EXCERPT PROVIDED =
───

The Public / Private Question

Joseph W. Bartlett, Founder of VC

At a recent session of the New York Business Forum , I discussed, along with two other panelists, the metrics of going private, including Rule 13(e)(3), reverse splits and odd lot tenders. The issue on the table in this Buzz is whether a public company in today's environment should consider 'going private,' and what are the pluses and minuses to this option. To dissect this question and examine its sub-parts, let us construct the following hypothetical:

The paradigm company, Newco, has 10 million shares outstanding, 20,000 shareholders of record and the stock is trading in the $2 range, indicating a notional market cap of $20 million. The IPO price was $15 a share; the stock got has high as $25 but was dragged down in the meltdown and has bumped along in single digits for over a year. The company has cash in the bank courtesy of the IPO and operates at about break even on revenues of about $15 million a year. Management, including the founder, owns about 15 percent of the outstanding shares and a couple of institutions, including the original venture capital investors, control and own another 40 percent. The stock now trades on the NASDAQ Small Cap market and the threat of delisting to the Bulletin Board/Pink Sheets is omnipresent. There is little trading activity and no analytical coverage.

───

BRIEF 1 = Could you transcribe the rows, everything from the line containing "936, 1386, 944]" down to the line containing "496, 169, 539]", with both of those lines included?

───

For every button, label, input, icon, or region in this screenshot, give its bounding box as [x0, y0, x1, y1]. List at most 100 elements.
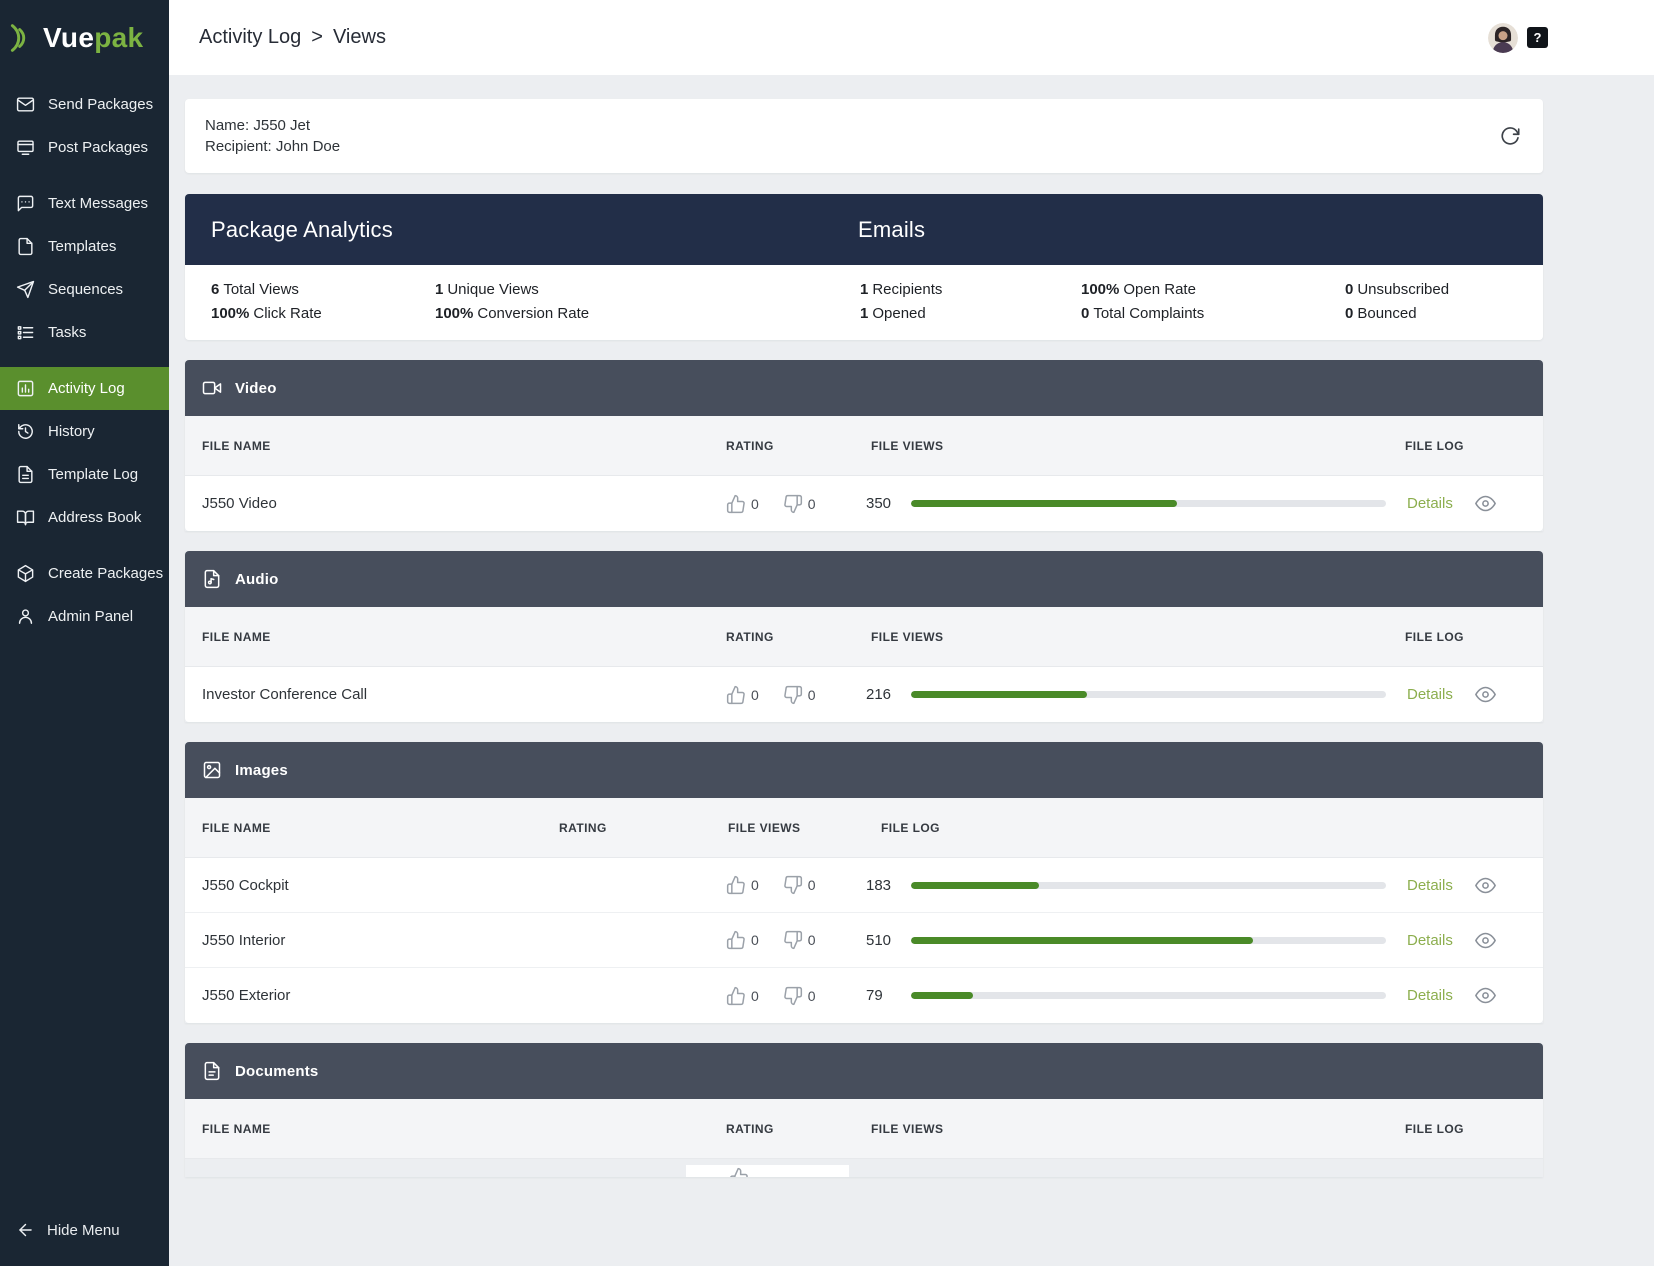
file-views-bar	[911, 936, 1386, 944]
sidebar-item-label: History	[48, 423, 95, 440]
thumbs-up-icon	[729, 1167, 749, 1177]
sidebar-item-address-book[interactable]: Address Book	[0, 496, 169, 539]
thumbs-down-button[interactable]: 0	[783, 875, 816, 895]
column-header: FILE LOG	[1405, 629, 1464, 644]
package-name: Name: J550 Jet	[205, 117, 311, 134]
thumbs-down-icon	[783, 685, 803, 705]
file-views-count: 79	[866, 987, 883, 1004]
eye-icon[interactable]	[1474, 493, 1496, 514]
file-icon	[16, 237, 35, 256]
thumbs-down-button[interactable]: 0	[783, 494, 816, 514]
stat-recipients: 1 Recipients	[860, 281, 943, 298]
file-name: J550 Cockpit	[202, 876, 289, 894]
content: Name: J550 Jet Recipient: John Doe Packa…	[185, 75, 1543, 1177]
main-area: Activity Log > Views ? Na	[169, 0, 1654, 1177]
sidebar-item-create-packages[interactable]: Create Packages	[0, 552, 169, 595]
thumbs-up-button[interactable]: 0	[726, 875, 759, 895]
thumbs-down-button[interactable]: 0	[783, 986, 816, 1006]
create-packages-icon	[16, 564, 35, 583]
file-log-cell: Details	[1386, 493, 1543, 514]
sidebar-item-templates[interactable]: Templates	[0, 225, 169, 268]
rating-widget[interactable]	[686, 1165, 849, 1177]
file-views-bar	[911, 500, 1386, 507]
rating-cell: 0 0	[726, 930, 866, 950]
thumbs-up-button[interactable]: 0	[726, 494, 759, 514]
sidebar-item-post-packages[interactable]: Post Packages	[0, 126, 169, 169]
table-row: J550 Video 0 0 350 Details	[185, 476, 1543, 531]
column-header: RATING	[726, 629, 774, 644]
thumbs-up-button[interactable]: 0	[726, 930, 759, 950]
section-title: Audio	[235, 570, 279, 588]
thumbs-down-icon	[783, 875, 803, 895]
sidebar-item-admin-panel[interactable]: Admin Panel	[0, 595, 169, 638]
file-views-count: 183	[866, 876, 892, 894]
sidebar-item-tasks[interactable]: Tasks	[0, 311, 169, 354]
thumbs-up-button[interactable]: 0	[726, 986, 759, 1006]
thumbs-down-button[interactable]: 0	[783, 685, 816, 705]
sidebar-item-label: Address Book	[48, 509, 142, 526]
column-header: FILE NAME	[202, 820, 271, 835]
file-log-cell: Details	[1386, 930, 1543, 951]
column-header: FILE VIEWS	[728, 820, 801, 835]
sidebar-item-activity-log[interactable]: Activity Log	[0, 367, 169, 410]
sidebar-item-label: Tasks	[48, 324, 87, 341]
file-views-bar	[911, 992, 1386, 999]
section-video: Video FILE NAME RATING FILE VIEWS FILE LOG …	[185, 360, 1543, 531]
logo[interactable]: Vuepak	[0, 0, 169, 75]
file-name: J550 Exterior	[202, 987, 291, 1004]
history-icon	[16, 422, 35, 441]
thumbs-down-count: 0	[807, 877, 816, 893]
thumbs-up-count: 0	[751, 495, 759, 512]
eye-icon[interactable]	[1474, 930, 1496, 951]
file-views-bar	[911, 691, 1386, 698]
stat-bounced: 0 Bounced	[1345, 305, 1417, 322]
section-header-video: Video	[185, 360, 1543, 416]
rating-cell: 0 0	[726, 986, 866, 1006]
thumbs-up-count: 0	[751, 932, 759, 948]
thumbs-up-icon	[726, 986, 746, 1006]
emails-title: Emails	[858, 216, 926, 242]
eye-icon[interactable]	[1474, 684, 1496, 705]
details-link[interactable]: Details	[1407, 686, 1453, 703]
send-icon	[16, 280, 35, 299]
thumbs-up-icon	[726, 494, 746, 514]
eye-icon[interactable]	[1474, 875, 1496, 896]
sidebar-item-label: Activity Log	[48, 380, 125, 397]
table-header: FILE NAME RATING FILE VIEWS FILE LOG	[185, 416, 1543, 476]
thumbs-up-button[interactable]: 0	[726, 685, 759, 705]
sidebar-item-history[interactable]: History	[0, 410, 169, 453]
file-log-cell: Details	[1386, 875, 1543, 896]
package-analytics-title: Package Analytics	[211, 216, 393, 242]
refresh-icon[interactable]	[1499, 125, 1521, 147]
rating-cell: 0 0	[726, 685, 866, 705]
thumbs-up-count: 0	[751, 686, 759, 703]
stat-total-views: 6 Total Views	[211, 281, 299, 298]
stat-opened: 1 Opened	[860, 305, 926, 322]
sidebar-item-sequences[interactable]: Sequences	[0, 268, 169, 311]
sidebar-item-text-messages[interactable]: Text Messages	[0, 182, 169, 225]
sidebar-item-send-packages[interactable]: Send Packages	[0, 83, 169, 126]
section-images: Images FILE NAME RATING FILE VIEWS FILE LOG…	[185, 742, 1543, 1023]
user-avatar[interactable]	[1488, 22, 1518, 53]
thumbs-down-count: 0	[807, 987, 816, 1004]
section-header-audio: Audio	[185, 551, 1543, 607]
thumbs-down-icon	[783, 930, 803, 950]
stat-conversion-rate: 100% Conversion Rate	[435, 305, 590, 322]
column-header: FILE LOG	[1405, 438, 1464, 453]
breadcrumb-activity-log[interactable]: Activity Log	[199, 26, 302, 48]
details-link[interactable]: Details	[1407, 495, 1453, 512]
hide-menu-button[interactable]: Hide Menu	[0, 1202, 169, 1266]
documents-icon	[202, 1061, 222, 1081]
sidebar-item-label: Admin Panel	[48, 608, 134, 625]
details-link[interactable]: Details	[1407, 931, 1453, 949]
eye-icon[interactable]	[1474, 985, 1496, 1006]
sidebar-item-template-log[interactable]: Template Log	[0, 453, 169, 496]
template-log-icon	[16, 465, 35, 484]
details-link[interactable]: Details	[1407, 876, 1453, 894]
help-button[interactable]: ?	[1527, 27, 1548, 48]
thumbs-down-button[interactable]: 0	[783, 930, 816, 950]
logo-swoosh-icon	[9, 22, 36, 54]
details-link[interactable]: Details	[1407, 987, 1453, 1004]
address-book-icon	[16, 508, 35, 527]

───

BRIEF 2 = How would you render this sentence from the going-private article in Spanish: "There is little trading activity and no analytical coverage."

RESULT 1 =
file-views-bar	[911, 936, 1386, 944]
sidebar-item-label: History	[48, 423, 95, 440]
thumbs-up-icon	[729, 1167, 749, 1177]
sidebar-item-address-book[interactable]: Address Book	[0, 496, 169, 539]

RESULT 2 = Hay poca actividad de negociación y ninguna cobertura de analistas.